** START OF Exercise inputs **

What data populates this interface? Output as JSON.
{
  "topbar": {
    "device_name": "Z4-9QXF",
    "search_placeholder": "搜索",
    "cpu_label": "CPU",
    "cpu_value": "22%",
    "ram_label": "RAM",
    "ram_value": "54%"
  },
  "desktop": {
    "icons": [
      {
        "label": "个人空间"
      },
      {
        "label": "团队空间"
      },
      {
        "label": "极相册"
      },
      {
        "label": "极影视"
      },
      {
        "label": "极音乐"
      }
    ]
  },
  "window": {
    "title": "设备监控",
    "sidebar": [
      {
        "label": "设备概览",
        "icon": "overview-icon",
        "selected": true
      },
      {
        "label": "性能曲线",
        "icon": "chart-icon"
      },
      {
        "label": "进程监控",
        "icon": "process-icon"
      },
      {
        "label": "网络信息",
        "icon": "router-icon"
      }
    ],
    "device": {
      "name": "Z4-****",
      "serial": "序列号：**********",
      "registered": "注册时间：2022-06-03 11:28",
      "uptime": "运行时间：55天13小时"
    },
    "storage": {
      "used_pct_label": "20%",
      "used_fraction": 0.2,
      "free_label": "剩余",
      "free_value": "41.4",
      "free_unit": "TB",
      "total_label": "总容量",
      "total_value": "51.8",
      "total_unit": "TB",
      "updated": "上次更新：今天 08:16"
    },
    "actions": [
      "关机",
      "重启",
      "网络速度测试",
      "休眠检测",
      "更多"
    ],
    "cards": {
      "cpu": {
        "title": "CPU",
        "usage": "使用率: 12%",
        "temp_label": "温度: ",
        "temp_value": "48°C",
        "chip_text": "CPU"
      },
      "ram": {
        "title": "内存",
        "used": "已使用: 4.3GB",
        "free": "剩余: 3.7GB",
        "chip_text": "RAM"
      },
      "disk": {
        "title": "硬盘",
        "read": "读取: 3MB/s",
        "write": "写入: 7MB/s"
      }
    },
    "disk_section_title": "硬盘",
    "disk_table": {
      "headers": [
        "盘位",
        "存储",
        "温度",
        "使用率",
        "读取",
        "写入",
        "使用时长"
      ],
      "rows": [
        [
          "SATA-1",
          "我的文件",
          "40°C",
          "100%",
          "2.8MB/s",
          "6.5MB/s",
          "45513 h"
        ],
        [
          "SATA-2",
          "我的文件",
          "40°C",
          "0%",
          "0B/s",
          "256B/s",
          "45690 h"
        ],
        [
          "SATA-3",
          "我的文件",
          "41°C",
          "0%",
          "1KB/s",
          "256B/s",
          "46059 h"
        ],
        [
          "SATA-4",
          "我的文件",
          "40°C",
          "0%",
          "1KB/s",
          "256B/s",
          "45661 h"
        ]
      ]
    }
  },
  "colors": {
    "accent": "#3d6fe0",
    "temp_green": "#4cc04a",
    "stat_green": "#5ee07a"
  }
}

** END OF Exercise inputs **

* Task statement
Word for word, extract all the records.

* Reply to the task
What data populates this interface? Output as JSON.
{
  "topbar": {
    "device_name": "Z4-9QXF",
    "search_placeholder": "搜索",
    "cpu_label": "CPU",
    "cpu_value": "22%",
    "ram_label": "RAM",
    "ram_value": "54%"
  },
  "desktop": {
    "icons": [
      {
        "label": "个人空间"
      },
      {
        "label": "团队空间"
      },
      {
        "label": "极相册"
      },
      {
        "label": "极影视"
      },
      {
        "label": "极音乐"
      }
    ]
  },
  "window": {
    "title": "设备监控",
    "sidebar": [
      {
        "label": "设备概览",
        "icon": "overview-icon",
        "selected": true
      },
      {
        "label": "性能曲线",
        "icon": "chart-icon"
      },
      {
        "label": "进程监控",
        "icon": "process-icon"
      },
      {
        "label": "网络信息",
        "icon": "router-icon"
      }
    ],
    "device": {
      "name": "Z4-****",
      "serial": "序列号：**********",
      "registered": "注册时间：2022-06-03 11:28",
      "uptime": "运行时间：55天13小时"
    },
    "storage": {
      "used_pct_label": "20%",
      "used_fraction": 0.2,
      "free_label": "剩余",
      "free_value": "41.4",
      "free_unit": "TB",
      "total_label": "总容量",
      "total_value": "51.8",
      "total_unit": "TB",
      "updated": "上次更新：今天 08:16"
    },
    "actions": [
      "关机",
      "重启",
      "网络速度测试",
      "休眠检测",
      "更多"
    ],
    "cards": {
      "cpu": {
        "title": "CPU",
        "usage": "使用率: 12%",
        "temp_label": "温度: ",
        "temp_value": "48°C",
        "chip_text": "CPU"
      },
      "ram": {
        "title": "内存",
        "used": "已使用: 4.3GB",
        "free": "剩余: 3.7GB",
        "chip_text": "RAM"
      },
      "disk": {
        "title": "硬盘",
        "read": "读取: 3MB/s",
        "write": "写入: 7MB/s"
      }
    },
    "disk_section_title": "硬盘",
    "disk_table": {
      "headers": [
        "盘位",
        "存储",
        "温度",
        "使用率",
        "读取",
        "写入",
        "使用时长"
      ],
      "rows": [
        [
          "SATA-1",
          "我的文件",
          "40°C",
          "100%",
          "2.8MB/s",
          "6.5MB/s",
          "45513 h"
        ],
        [
          "SATA-2",
          "我的文件",
          "40°C",
          "0%",
          "0B/s",
          "256B/s",
          "45690 h"
        ],
        [
          "SATA-3",
          "我的文件",
          "41°C",
          "0%",
          "1KB/s",
          "256B/s",
          "46059 h"
        ],
        [
          "SATA-4",
          "我的文件",
          "40°C",
          "0%",
          "1KB/s",
          "256B/s",
          "45661 h"
        ]
      ]
    }
  },
  "colors": {
    "accent": "#3d6fe0",
    "temp_green": "#4cc04a",
    "stat_green": "#5ee07a"
  }
}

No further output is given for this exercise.